[START DATA PROVIDED]
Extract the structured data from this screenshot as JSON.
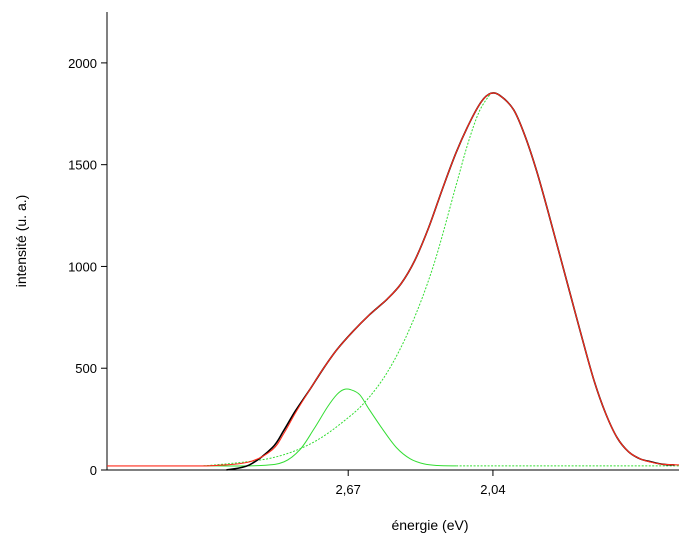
{
  "chart_data": {
    "type": "line",
    "title": "",
    "xlabel": "énergie (eV)",
    "ylabel": "intensité (u. a.)",
    "x_ticks": [
      {
        "label": "2,67",
        "value": 2.67
      },
      {
        "label": "2,04",
        "value": 2.04
      }
    ],
    "y_ticks": [
      0,
      500,
      1000,
      1500,
      2000
    ],
    "xlim": [
      3.72,
      1.23
    ],
    "ylim": [
      0,
      2250
    ],
    "x_reversed": true,
    "grid": false,
    "legend": "none",
    "colors": {
      "measured": "#000000",
      "fit": "#ff2a1a",
      "components": "#33dd33"
    },
    "series": [
      {
        "role": "measured",
        "style": "solid",
        "points": [
          [
            3.2,
            0
          ],
          [
            3.1,
            25
          ],
          [
            3.0,
            110
          ],
          [
            2.95,
            195
          ],
          [
            2.9,
            290
          ],
          [
            2.84,
            390
          ],
          [
            2.78,
            495
          ],
          [
            2.72,
            590
          ],
          [
            2.65,
            680
          ],
          [
            2.58,
            760
          ],
          [
            2.5,
            840
          ],
          [
            2.44,
            915
          ],
          [
            2.38,
            1030
          ],
          [
            2.32,
            1190
          ],
          [
            2.26,
            1380
          ],
          [
            2.2,
            1560
          ],
          [
            2.14,
            1710
          ],
          [
            2.09,
            1810
          ],
          [
            2.05,
            1850
          ],
          [
            2.01,
            1840
          ],
          [
            1.95,
            1770
          ],
          [
            1.9,
            1640
          ],
          [
            1.85,
            1470
          ],
          [
            1.8,
            1270
          ],
          [
            1.75,
            1060
          ],
          [
            1.7,
            850
          ],
          [
            1.65,
            640
          ],
          [
            1.6,
            440
          ],
          [
            1.55,
            280
          ],
          [
            1.5,
            160
          ],
          [
            1.45,
            90
          ],
          [
            1.4,
            55
          ],
          [
            1.35,
            40
          ],
          [
            1.3,
            28
          ],
          [
            1.25,
            25
          ]
        ]
      },
      {
        "role": "fit",
        "style": "solid",
        "points": [
          [
            3.72,
            20
          ],
          [
            3.4,
            20
          ],
          [
            3.25,
            22
          ],
          [
            3.1,
            40
          ],
          [
            3.0,
            100
          ],
          [
            2.95,
            180
          ],
          [
            2.9,
            280
          ],
          [
            2.84,
            390
          ],
          [
            2.78,
            495
          ],
          [
            2.72,
            590
          ],
          [
            2.65,
            680
          ],
          [
            2.58,
            760
          ],
          [
            2.5,
            840
          ],
          [
            2.44,
            915
          ],
          [
            2.38,
            1030
          ],
          [
            2.32,
            1190
          ],
          [
            2.26,
            1380
          ],
          [
            2.2,
            1560
          ],
          [
            2.14,
            1710
          ],
          [
            2.09,
            1810
          ],
          [
            2.05,
            1850
          ],
          [
            2.01,
            1840
          ],
          [
            1.95,
            1770
          ],
          [
            1.9,
            1640
          ],
          [
            1.85,
            1470
          ],
          [
            1.8,
            1270
          ],
          [
            1.75,
            1060
          ],
          [
            1.7,
            850
          ],
          [
            1.65,
            640
          ],
          [
            1.6,
            440
          ],
          [
            1.55,
            280
          ],
          [
            1.5,
            160
          ],
          [
            1.45,
            90
          ],
          [
            1.4,
            55
          ],
          [
            1.35,
            38
          ],
          [
            1.3,
            28
          ],
          [
            1.23,
            25
          ]
        ]
      },
      {
        "role": "component",
        "style": "dashed",
        "points": [
          [
            3.3,
            20
          ],
          [
            3.2,
            30
          ],
          [
            3.1,
            42
          ],
          [
            3.0,
            60
          ],
          [
            2.9,
            95
          ],
          [
            2.8,
            150
          ],
          [
            2.7,
            230
          ],
          [
            2.6,
            330
          ],
          [
            2.5,
            480
          ],
          [
            2.4,
            700
          ],
          [
            2.3,
            1000
          ],
          [
            2.2,
            1400
          ],
          [
            2.15,
            1600
          ],
          [
            2.1,
            1760
          ],
          [
            2.05,
            1850
          ]
        ]
      },
      {
        "role": "component",
        "style": "solid",
        "points": [
          [
            3.3,
            20
          ],
          [
            3.05,
            22
          ],
          [
            2.95,
            40
          ],
          [
            2.88,
            100
          ],
          [
            2.82,
            200
          ],
          [
            2.76,
            310
          ],
          [
            2.72,
            370
          ],
          [
            2.69,
            395
          ],
          [
            2.66,
            395
          ],
          [
            2.62,
            370
          ],
          [
            2.58,
            300
          ],
          [
            2.52,
            200
          ],
          [
            2.46,
            110
          ],
          [
            2.4,
            55
          ],
          [
            2.34,
            30
          ],
          [
            2.28,
            22
          ],
          [
            2.2,
            20
          ]
        ]
      },
      {
        "role": "component",
        "style": "dashed",
        "points": [
          [
            2.2,
            20
          ],
          [
            1.9,
            20
          ],
          [
            1.6,
            20
          ],
          [
            1.23,
            20
          ]
        ]
      }
    ]
  }
}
[END DATA PROVIDED]
TASK BRIEF:
Repeat the listing above exactly, with no pictures.

CORRECT RESPONSE:
Extract the structured data from this screenshot as JSON.
{
  "chart_data": {
    "type": "line",
    "title": "",
    "xlabel": "énergie (eV)",
    "ylabel": "intensité (u. a.)",
    "x_ticks": [
      {
        "label": "2,67",
        "value": 2.67
      },
      {
        "label": "2,04",
        "value": 2.04
      }
    ],
    "y_ticks": [
      0,
      500,
      1000,
      1500,
      2000
    ],
    "xlim": [
      3.72,
      1.23
    ],
    "ylim": [
      0,
      2250
    ],
    "x_reversed": true,
    "grid": false,
    "legend": "none",
    "colors": {
      "measured": "#000000",
      "fit": "#ff2a1a",
      "components": "#33dd33"
    },
    "series": [
      {
        "role": "measured",
        "style": "solid",
        "points": [
          [
            3.2,
            0
          ],
          [
            3.1,
            25
          ],
          [
            3.0,
            110
          ],
          [
            2.95,
            195
          ],
          [
            2.9,
            290
          ],
          [
            2.84,
            390
          ],
          [
            2.78,
            495
          ],
          [
            2.72,
            590
          ],
          [
            2.65,
            680
          ],
          [
            2.58,
            760
          ],
          [
            2.5,
            840
          ],
          [
            2.44,
            915
          ],
          [
            2.38,
            1030
          ],
          [
            2.32,
            1190
          ],
          [
            2.26,
            1380
          ],
          [
            2.2,
            1560
          ],
          [
            2.14,
            1710
          ],
          [
            2.09,
            1810
          ],
          [
            2.05,
            1850
          ],
          [
            2.01,
            1840
          ],
          [
            1.95,
            1770
          ],
          [
            1.9,
            1640
          ],
          [
            1.85,
            1470
          ],
          [
            1.8,
            1270
          ],
          [
            1.75,
            1060
          ],
          [
            1.7,
            850
          ],
          [
            1.65,
            640
          ],
          [
            1.6,
            440
          ],
          [
            1.55,
            280
          ],
          [
            1.5,
            160
          ],
          [
            1.45,
            90
          ],
          [
            1.4,
            55
          ],
          [
            1.35,
            40
          ],
          [
            1.3,
            28
          ],
          [
            1.25,
            25
          ]
        ]
      },
      {
        "role": "fit",
        "style": "solid",
        "points": [
          [
            3.72,
            20
          ],
          [
            3.4,
            20
          ],
          [
            3.25,
            22
          ],
          [
            3.1,
            40
          ],
          [
            3.0,
            100
          ],
          [
            2.95,
            180
          ],
          [
            2.9,
            280
          ],
          [
            2.84,
            390
          ],
          [
            2.78,
            495
          ],
          [
            2.72,
            590
          ],
          [
            2.65,
            680
          ],
          [
            2.58,
            760
          ],
          [
            2.5,
            840
          ],
          [
            2.44,
            915
          ],
          [
            2.38,
            1030
          ],
          [
            2.32,
            1190
          ],
          [
            2.26,
            1380
          ],
          [
            2.2,
            1560
          ],
          [
            2.14,
            1710
          ],
          [
            2.09,
            1810
          ],
          [
            2.05,
            1850
          ],
          [
            2.01,
            1840
          ],
          [
            1.95,
            1770
          ],
          [
            1.9,
            1640
          ],
          [
            1.85,
            1470
          ],
          [
            1.8,
            1270
          ],
          [
            1.75,
            1060
          ],
          [
            1.7,
            850
          ],
          [
            1.65,
            640
          ],
          [
            1.6,
            440
          ],
          [
            1.55,
            280
          ],
          [
            1.5,
            160
          ],
          [
            1.45,
            90
          ],
          [
            1.4,
            55
          ],
          [
            1.35,
            38
          ],
          [
            1.3,
            28
          ],
          [
            1.23,
            25
          ]
        ]
      },
      {
        "role": "component",
        "style": "dashed",
        "points": [
          [
            3.3,
            20
          ],
          [
            3.2,
            30
          ],
          [
            3.1,
            42
          ],
          [
            3.0,
            60
          ],
          [
            2.9,
            95
          ],
          [
            2.8,
            150
          ],
          [
            2.7,
            230
          ],
          [
            2.6,
            330
          ],
          [
            2.5,
            480
          ],
          [
            2.4,
            700
          ],
          [
            2.3,
            1000
          ],
          [
            2.2,
            1400
          ],
          [
            2.15,
            1600
          ],
          [
            2.1,
            1760
          ],
          [
            2.05,
            1850
          ]
        ]
      },
      {
        "role": "component",
        "style": "solid",
        "points": [
          [
            3.3,
            20
          ],
          [
            3.05,
            22
          ],
          [
            2.95,
            40
          ],
          [
            2.88,
            100
          ],
          [
            2.82,
            200
          ],
          [
            2.76,
            310
          ],
          [
            2.72,
            370
          ],
          [
            2.69,
            395
          ],
          [
            2.66,
            395
          ],
          [
            2.62,
            370
          ],
          [
            2.58,
            300
          ],
          [
            2.52,
            200
          ],
          [
            2.46,
            110
          ],
          [
            2.4,
            55
          ],
          [
            2.34,
            30
          ],
          [
            2.28,
            22
          ],
          [
            2.2,
            20
          ]
        ]
      },
      {
        "role": "component",
        "style": "dashed",
        "points": [
          [
            2.2,
            20
          ],
          [
            1.9,
            20
          ],
          [
            1.6,
            20
          ],
          [
            1.23,
            20
          ]
        ]
      }
    ]
  }
}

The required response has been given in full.